▶ _Your objective_
Filter the records below down to lines containing "node".

▶ _Recorded information_
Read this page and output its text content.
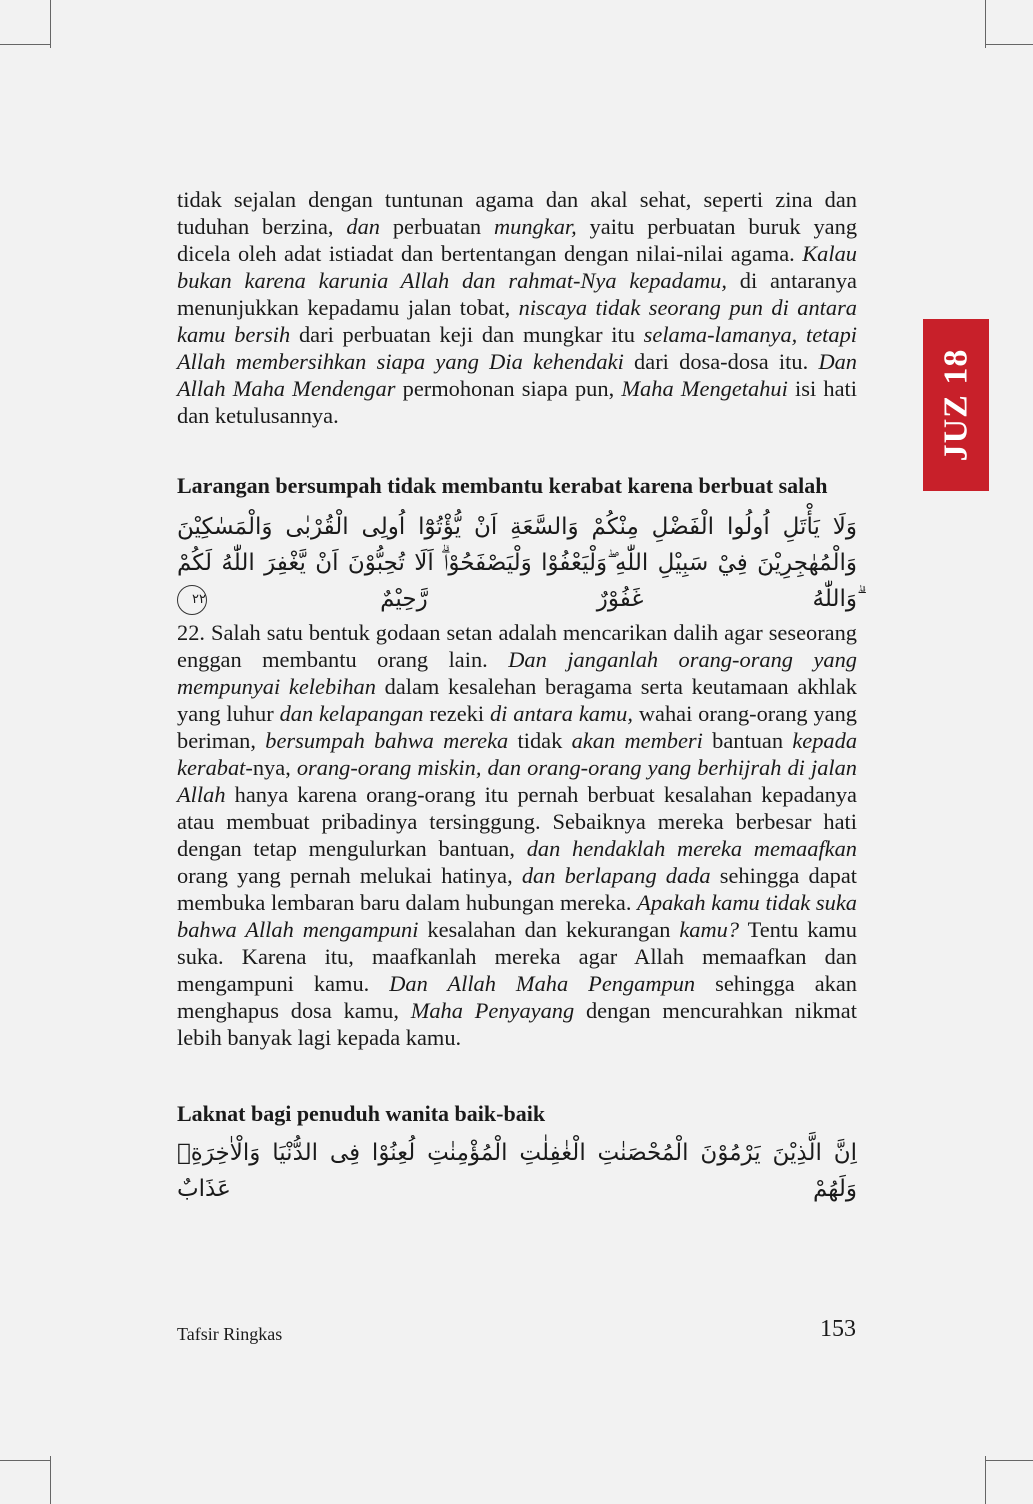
JUZ 18

tidak sejalan dengan tuntunan agama dan akal sehat, seperti zina dan tuduhan berzina, dan perbuatan mungkar, yaitu perbuatan buruk yang dicela oleh adat istiadat dan bertentangan dengan nilai-nilai agama. Kalau bukan karena karunia Allah dan rahmat-Nya kepadamu, di antaranya menunjukkan kepadamu jalan tobat, niscaya tidak seorang pun di antara kamu bersih dari perbuatan keji dan mungkar itu selama-lamanya, tetapi Allah membersihkan siapa yang Dia kehendaki dari dosa-dosa itu. Dan Allah Maha Mendengar permohonan siapa pun, Maha Mengetahui isi hati dan ketulusannya.

Larangan bersumpah tidak membantu kerabat karena berbuat salah

وَلَا يَأْتَلِ اُولُوا الْفَضْلِ مِنْكُمْ وَالسَّعَةِ اَنْ يُّؤْتُوْٓا اُولِى الْقُرْبٰى وَالْمَسٰكِيْنَ وَالْمُهٰجِرِيْنَ فِيْ سَبِيْلِ اللّٰهِ ۖوَلْيَعْفُوْا وَلْيَصْفَحُوْاۗ اَلَا تُحِبُّوْنَ اَنْ يَّغْفِرَ اللّٰهُ لَكُمْ ۗوَاللّٰهُ غَفُوْرٌ رَّحِيْمٌ ٢٢

22. Salah satu bentuk godaan setan adalah mencarikan dalih agar seseorang enggan membantu orang lain. Dan janganlah orang-orang yang mempunyai kelebihan dalam kesalehan beragama serta keutamaan akhlak yang luhur dan kelapangan rezeki di antara kamu, wahai orang-orang yang beriman, bersumpah bahwa mereka tidak akan memberi bantuan kepada kerabat-nya, orang-orang miskin, dan orang-orang yang berhijrah di jalan Allah hanya karena orang-orang itu pernah berbuat kesalahan kepadanya atau membuat pribadinya tersinggung. Sebaiknya mereka berbesar hati dengan tetap mengulurkan bantuan, dan hendaklah mereka memaafkan orang yang pernah melukai hatinya, dan berlapang dada sehingga dapat membuka lembaran baru dalam hubungan mereka. Apakah kamu tidak suka bahwa Allah mengampuni kesalahan dan kekurangan kamu? Tentu kamu suka. Karena itu, maafkanlah mereka agar Allah memaafkan dan mengampuni kamu. Dan Allah Maha Pengampun sehingga akan menghapus dosa kamu, Maha Penyayang dengan mencurahkan nikmat lebih banyak lagi kepada kamu.

Laknat bagi penuduh wanita baik-baik

اِنَّ الَّذِيْنَ يَرْمُوْنَ الْمُحْصَنٰتِ الْغٰفِلٰتِ الْمُؤْمِنٰتِ لُعِنُوْا فِى الدُّنْيَا وَالْاٰخِرَةِۖ وَلَهُمْ عَذَابٌ

Tafsir Ringkas	153
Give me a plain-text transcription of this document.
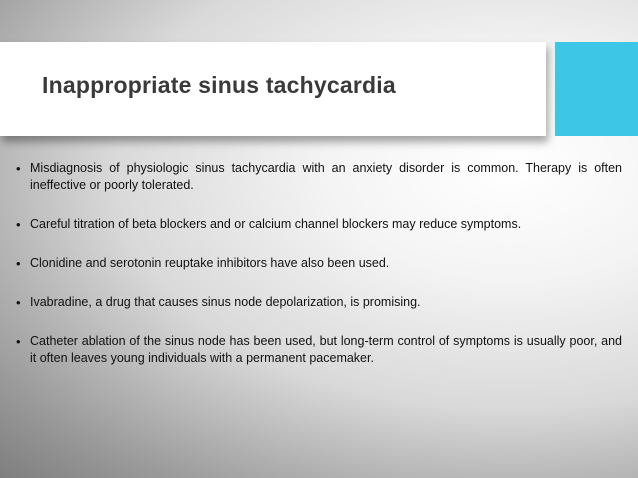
Inappropriate sinus tachycardia
• Misdiagnosis of physiologic sinus tachycardia with an anxiety disorder is common. Therapy is often ineffective or poorly tolerated.
• Careful titration of beta blockers and or calcium channel blockers may reduce symptoms.
• Clonidine and serotonin reuptake inhibitors have also been used.
• Ivabradine, a drug that causes sinus node depolarization, is promising.
• Catheter ablation of the sinus node has been used, but long-term control of symptoms is usually poor, and it often leaves young individuals with a permanent pacemaker.
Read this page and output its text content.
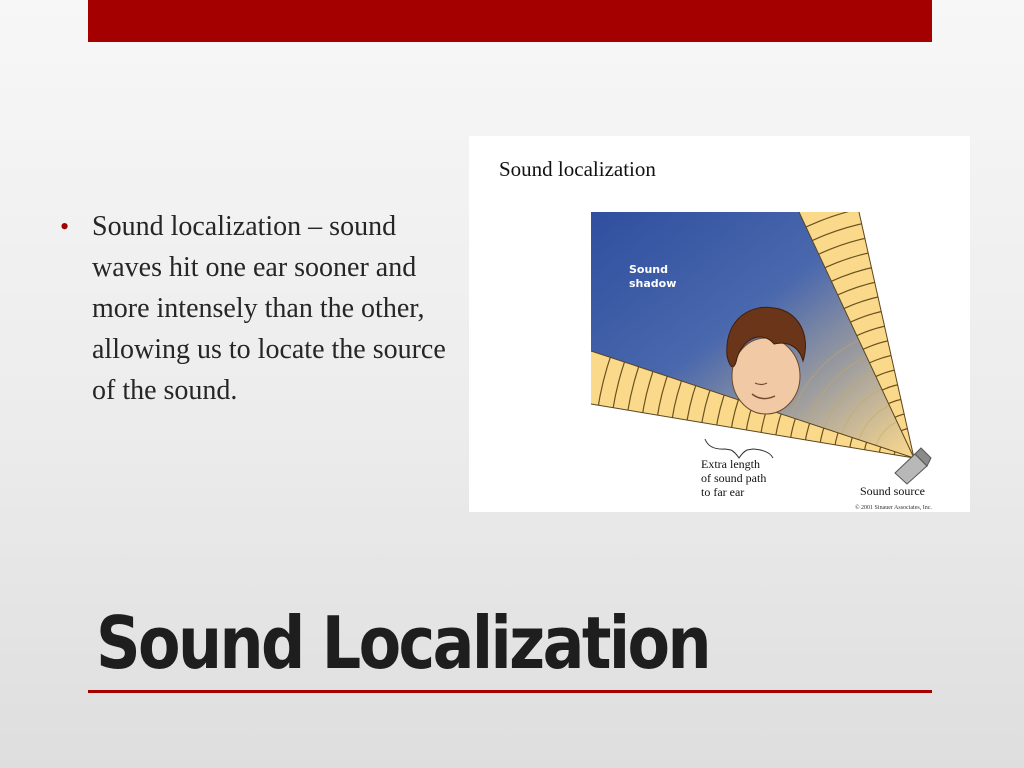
• Sound localization – sound waves hit one ear sooner and more intensely than the other, allowing us to locate the source of the sound.
Sound localization
Sound shadow
Extra length of sound path to far ear	Sound source
© 2001 Sinauer Associates, Inc.
Sound Localization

▶ _Task answer_
• Ivabradine, a drug that causes sinus node depolarization, is promising.
• Catheter ablation of the sinus node has been used, but long-term control of symptoms is usually poor, and it often leaves young individuals with a permanent pacemaker.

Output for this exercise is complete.